Short task: Check every line below for the word "business" and copy the ones that have it.

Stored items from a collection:
□ □ □ □ □
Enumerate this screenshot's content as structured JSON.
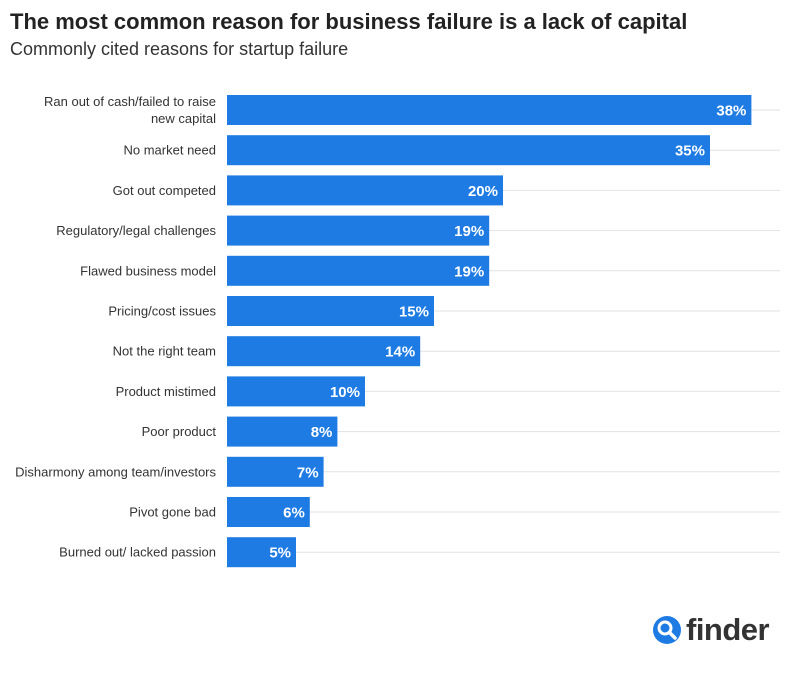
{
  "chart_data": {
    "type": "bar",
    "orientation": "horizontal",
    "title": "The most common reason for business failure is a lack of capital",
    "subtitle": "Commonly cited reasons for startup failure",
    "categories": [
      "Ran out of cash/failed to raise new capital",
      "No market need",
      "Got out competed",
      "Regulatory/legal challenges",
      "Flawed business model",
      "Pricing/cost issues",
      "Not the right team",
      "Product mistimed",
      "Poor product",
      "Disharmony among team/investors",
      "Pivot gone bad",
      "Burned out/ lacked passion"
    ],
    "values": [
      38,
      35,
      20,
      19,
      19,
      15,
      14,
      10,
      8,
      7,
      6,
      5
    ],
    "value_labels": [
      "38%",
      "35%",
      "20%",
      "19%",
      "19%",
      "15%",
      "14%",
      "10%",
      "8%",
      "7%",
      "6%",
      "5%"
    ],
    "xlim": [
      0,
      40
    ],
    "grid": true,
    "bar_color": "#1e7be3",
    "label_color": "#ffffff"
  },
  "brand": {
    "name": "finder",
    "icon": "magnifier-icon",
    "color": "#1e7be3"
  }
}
□ □ □ □ □
Task output:
    "title": "The most common reason for business failure is a lack of capital",
      "Flawed business model",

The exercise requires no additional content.